> _Available data_
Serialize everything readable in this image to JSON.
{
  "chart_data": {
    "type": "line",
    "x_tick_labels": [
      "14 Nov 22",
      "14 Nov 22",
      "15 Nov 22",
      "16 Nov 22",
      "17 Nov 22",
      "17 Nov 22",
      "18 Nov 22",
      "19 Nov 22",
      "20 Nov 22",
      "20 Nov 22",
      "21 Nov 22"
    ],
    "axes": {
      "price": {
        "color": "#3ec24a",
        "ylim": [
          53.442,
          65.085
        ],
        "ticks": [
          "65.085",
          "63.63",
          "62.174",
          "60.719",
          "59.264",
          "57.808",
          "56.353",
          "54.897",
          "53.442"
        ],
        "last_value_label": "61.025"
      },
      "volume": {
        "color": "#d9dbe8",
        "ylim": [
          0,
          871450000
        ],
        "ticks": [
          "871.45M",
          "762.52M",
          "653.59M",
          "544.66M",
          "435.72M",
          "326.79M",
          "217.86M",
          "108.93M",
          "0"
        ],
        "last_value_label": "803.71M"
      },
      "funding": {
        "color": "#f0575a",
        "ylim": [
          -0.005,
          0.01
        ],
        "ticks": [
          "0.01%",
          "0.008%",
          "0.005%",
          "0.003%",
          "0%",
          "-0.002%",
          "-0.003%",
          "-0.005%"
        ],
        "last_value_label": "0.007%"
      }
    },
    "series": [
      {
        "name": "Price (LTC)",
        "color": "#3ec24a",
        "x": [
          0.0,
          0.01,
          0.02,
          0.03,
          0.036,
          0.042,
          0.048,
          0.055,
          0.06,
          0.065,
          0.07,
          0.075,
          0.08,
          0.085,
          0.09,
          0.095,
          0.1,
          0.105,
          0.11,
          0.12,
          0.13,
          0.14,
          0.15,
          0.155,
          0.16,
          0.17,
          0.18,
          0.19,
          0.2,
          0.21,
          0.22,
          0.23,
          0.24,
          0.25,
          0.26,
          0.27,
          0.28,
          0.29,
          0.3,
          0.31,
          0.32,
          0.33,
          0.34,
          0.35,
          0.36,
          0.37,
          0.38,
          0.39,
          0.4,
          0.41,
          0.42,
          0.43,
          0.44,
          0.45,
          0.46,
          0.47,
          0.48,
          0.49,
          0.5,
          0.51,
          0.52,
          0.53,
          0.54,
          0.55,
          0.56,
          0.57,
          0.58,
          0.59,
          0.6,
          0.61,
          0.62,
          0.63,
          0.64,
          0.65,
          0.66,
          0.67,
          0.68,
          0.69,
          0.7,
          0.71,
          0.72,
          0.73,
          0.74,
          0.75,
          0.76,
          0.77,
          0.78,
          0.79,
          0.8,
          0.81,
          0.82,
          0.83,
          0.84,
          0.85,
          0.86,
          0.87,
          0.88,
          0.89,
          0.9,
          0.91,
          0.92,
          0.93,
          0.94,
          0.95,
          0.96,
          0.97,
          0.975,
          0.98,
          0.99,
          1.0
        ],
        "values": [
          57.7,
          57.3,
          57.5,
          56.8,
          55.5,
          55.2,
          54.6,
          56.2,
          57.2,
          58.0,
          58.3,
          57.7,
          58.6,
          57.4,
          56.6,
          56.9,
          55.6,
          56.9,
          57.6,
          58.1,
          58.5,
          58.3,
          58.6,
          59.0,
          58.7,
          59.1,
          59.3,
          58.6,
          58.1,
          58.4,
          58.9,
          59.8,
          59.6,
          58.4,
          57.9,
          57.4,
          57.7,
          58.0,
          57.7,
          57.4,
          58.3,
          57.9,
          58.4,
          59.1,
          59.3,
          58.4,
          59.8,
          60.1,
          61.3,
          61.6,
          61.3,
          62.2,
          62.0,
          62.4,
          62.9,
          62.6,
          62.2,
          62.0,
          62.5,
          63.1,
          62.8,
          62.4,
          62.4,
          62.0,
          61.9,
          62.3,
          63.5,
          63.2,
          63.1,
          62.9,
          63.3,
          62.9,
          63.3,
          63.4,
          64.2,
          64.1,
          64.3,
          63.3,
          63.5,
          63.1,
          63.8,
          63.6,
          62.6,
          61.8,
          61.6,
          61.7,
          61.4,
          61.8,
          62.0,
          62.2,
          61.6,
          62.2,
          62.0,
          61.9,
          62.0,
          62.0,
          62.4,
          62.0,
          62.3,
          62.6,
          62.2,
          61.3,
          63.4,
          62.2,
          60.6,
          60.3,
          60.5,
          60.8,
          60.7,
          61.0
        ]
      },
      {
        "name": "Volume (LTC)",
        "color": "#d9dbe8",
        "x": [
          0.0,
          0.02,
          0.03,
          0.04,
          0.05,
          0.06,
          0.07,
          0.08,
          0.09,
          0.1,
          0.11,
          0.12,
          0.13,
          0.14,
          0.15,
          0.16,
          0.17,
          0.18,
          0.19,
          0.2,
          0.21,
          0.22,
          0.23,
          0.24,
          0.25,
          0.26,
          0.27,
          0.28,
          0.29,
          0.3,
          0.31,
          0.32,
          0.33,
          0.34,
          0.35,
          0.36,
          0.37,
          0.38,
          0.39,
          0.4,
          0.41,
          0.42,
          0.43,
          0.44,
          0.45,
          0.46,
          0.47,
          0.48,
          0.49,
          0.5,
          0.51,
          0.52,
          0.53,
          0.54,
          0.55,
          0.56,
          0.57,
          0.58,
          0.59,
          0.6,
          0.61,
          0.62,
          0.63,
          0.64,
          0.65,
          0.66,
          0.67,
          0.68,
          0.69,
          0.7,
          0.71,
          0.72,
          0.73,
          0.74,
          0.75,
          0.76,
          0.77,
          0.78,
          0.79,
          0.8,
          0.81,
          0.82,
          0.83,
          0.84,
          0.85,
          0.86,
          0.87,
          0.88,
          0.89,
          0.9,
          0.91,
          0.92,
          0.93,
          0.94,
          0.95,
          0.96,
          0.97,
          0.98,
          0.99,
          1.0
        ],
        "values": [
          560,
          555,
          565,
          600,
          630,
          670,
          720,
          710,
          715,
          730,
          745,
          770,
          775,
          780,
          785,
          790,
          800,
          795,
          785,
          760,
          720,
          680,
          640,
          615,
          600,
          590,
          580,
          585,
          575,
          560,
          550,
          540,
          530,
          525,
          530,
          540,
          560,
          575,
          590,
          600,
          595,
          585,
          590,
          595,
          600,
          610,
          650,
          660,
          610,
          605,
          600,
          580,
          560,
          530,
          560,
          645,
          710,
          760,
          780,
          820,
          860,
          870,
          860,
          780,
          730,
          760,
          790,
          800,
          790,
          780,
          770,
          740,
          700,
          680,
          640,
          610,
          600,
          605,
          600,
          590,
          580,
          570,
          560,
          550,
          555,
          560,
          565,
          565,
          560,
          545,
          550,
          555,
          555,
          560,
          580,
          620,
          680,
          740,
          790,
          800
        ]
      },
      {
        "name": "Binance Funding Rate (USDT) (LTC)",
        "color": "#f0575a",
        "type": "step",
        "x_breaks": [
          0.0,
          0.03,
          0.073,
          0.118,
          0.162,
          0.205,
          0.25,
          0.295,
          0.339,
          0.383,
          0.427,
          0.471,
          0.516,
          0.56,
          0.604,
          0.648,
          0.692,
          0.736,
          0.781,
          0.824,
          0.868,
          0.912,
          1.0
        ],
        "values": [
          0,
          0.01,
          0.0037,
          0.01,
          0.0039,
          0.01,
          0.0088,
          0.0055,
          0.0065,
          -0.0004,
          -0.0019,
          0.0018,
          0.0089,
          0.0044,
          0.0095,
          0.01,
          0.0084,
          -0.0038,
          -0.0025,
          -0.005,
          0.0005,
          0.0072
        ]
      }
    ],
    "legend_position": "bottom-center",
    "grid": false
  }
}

> _What needs to be done_
Write only the number of lines in the data above that include "name".

> _Problem solution_
3